§ **TO BE DONE**
Check each line of the material below for "derrocamiento". Report how many have it, with no other words.
+++
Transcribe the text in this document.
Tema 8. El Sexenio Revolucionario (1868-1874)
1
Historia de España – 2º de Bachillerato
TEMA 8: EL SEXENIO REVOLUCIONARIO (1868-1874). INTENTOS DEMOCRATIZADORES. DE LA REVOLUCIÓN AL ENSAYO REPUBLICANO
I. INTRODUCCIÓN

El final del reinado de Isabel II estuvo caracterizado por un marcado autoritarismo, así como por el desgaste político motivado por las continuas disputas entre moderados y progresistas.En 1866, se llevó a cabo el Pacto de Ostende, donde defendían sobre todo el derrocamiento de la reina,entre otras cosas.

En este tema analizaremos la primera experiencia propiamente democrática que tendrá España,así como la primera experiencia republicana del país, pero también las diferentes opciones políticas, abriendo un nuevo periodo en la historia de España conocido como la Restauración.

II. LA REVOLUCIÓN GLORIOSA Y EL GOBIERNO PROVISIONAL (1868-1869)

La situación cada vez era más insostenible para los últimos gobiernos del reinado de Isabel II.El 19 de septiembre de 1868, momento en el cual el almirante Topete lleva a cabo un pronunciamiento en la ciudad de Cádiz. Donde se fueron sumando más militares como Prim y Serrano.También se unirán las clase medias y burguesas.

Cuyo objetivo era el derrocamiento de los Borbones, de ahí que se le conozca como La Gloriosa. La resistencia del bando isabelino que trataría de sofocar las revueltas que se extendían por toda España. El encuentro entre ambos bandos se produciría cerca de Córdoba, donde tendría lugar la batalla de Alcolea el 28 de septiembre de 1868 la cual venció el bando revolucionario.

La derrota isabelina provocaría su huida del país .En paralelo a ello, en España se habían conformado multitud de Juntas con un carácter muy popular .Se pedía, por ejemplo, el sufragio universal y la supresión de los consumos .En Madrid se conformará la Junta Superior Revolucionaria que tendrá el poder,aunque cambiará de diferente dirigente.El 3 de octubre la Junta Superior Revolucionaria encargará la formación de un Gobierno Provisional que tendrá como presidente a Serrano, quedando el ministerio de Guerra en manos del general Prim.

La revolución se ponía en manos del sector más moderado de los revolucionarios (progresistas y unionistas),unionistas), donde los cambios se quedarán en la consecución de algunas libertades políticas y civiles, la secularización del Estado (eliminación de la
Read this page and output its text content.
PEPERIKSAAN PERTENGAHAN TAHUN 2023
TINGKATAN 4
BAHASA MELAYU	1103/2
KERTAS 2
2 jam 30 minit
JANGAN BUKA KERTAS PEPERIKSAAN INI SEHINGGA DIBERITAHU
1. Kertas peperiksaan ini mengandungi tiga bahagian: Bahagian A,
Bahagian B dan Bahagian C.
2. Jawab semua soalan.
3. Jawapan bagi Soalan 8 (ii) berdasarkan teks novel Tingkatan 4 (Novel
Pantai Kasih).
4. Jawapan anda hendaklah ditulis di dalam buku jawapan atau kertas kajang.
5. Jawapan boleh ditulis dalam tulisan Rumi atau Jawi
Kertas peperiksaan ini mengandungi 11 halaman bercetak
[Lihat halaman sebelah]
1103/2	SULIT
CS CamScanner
+++
§ **ANSWER TO THIS TASK**
2